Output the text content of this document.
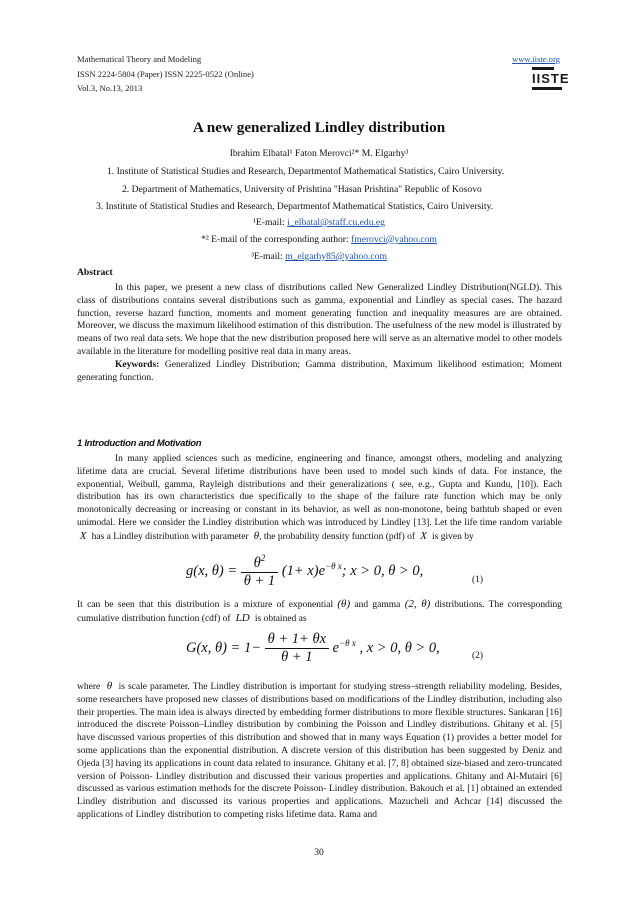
Mathematical Theory and Modeling
ISSN 2224-5804 (Paper) ISSN 2225-0522 (Online)
Vol.3, No.13, 2013
www.iiste.org
IISTE
A new generalized Lindley distribution
Ibrahim Elbatal¹ Faton Merovci²* M. Elgarhy³
1. Institute of Statistical Studies and Research, Departmentof Mathematical Statistics, Cairo University.
2. Department of Mathematics, University of Prishtina "Hasan Prishtina" Republic of Kosovo
3. Institute of Statistical Studies and Research, Departmentof Mathematical Statistics, Cairo University.
¹E-mail: i_elbatal@staff.cu.edu.eg
*² E-mail of the corresponding author: fmerovci@yahoo.com
³E-mail: m_elgarhy85@yahoo.com
Abstract

In this paper, we present a new class of distributions called New Generalized Lindley Distribution(NGLD). This class of distributions contains several distributions such as gamma, exponential and Lindley as special cases. The hazard function, reverse hazard function, moments and moment generating function and inequality measures are are obtained. Moreover, we discuss the maximum likelihood estimation of this distribution. The usefulness of the new model is illustrated by means of two real data sets. We hope that the new distribution proposed here will serve as an alternative model to other models available in the literature for modelling positive real data in many areas.

Keywords: Generalized Lindley Distribution; Gamma distribution, Maximum likelihood estimation; Moment generating function.

1 Introduction and Motivation

In many applied sciences such as medicine, engineering and finance, amongst others, modeling and analyzing lifetime data are crucial. Several lifetime distributions have been used to model such kinds of data. For instance, the exponential, Weibull, gamma, Rayleigh distributions and their generalizations ( see, e.g., Gupta and Kundu, [10]). Each distribution has its own characteristics due specifically to the shape of the failure rate function which may be only monotonically decreasing or increasing or constant in its behavior, as well as non-monotone, being bathtub shaped or even unimodal. Here we consider the Lindley distribution which was introduced by Lindley [13]. Let the life time random variable  X  has a Lindley distribution with parameter  θ, the probability density function (pdf) of  X  is given by

g(x, $\theta) = \frac{\theta^2}{\theta + 1} (1+ x)e^{-\theta x}$; x > 0, θ > 0,
(1)

It can be seen that this distribution is a mixture of exponential (θ) and gamma (2, θ) distributions. The corresponding cumulative distribution function (cdf) of  LD  is obtained as

G(x, $\theta) = 1- \frac{\theta + 1+ \theta x}{\theta + 1} e^{-\theta x}$ , x > 0, θ > 0,
(2)

where  θ  is scale parameter. The Lindley distribution is important for studying stress–strength reliability modeling. Besides, some researchers have proposed new classes of distributions based on modifications of the Lindley distribution, including also their properties. The main idea is always directed by embedding former distributions to more flexible structures. Sankaran [16] introduced the discrete Poisson–Lindley distribution by combining the Poisson and Lindley distributions. Ghitany et al. [5] have discussed various properties of this distribution and showed that in many ways Equation (1) provides a better model for some applications than the exponential distribution. A discrete version of this distribution has been suggested by Deniz and Ojeda [3] having its applications in count data related to insurance. Ghitany et al. [7, 8] obtained size-biased and zero-truncated version of Poisson- Lindley distribution and discussed their various properties and applications. Ghitany and Al-Mutairi [6] discussed as various estimation methods for the discrete Poisson- Lindley distribution. Bakouch et al. [1] obtained an extended Lindley distribution and discussed its various properties and applications. Mazucheli and Achcar [14] discussed the applications of Lindley distribution to competing risks lifetime data. Rama and

30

▸ SET EXERCISE
How many of these lines contain "Studies"? Write only the number.

▸ FULL SOLUTION
2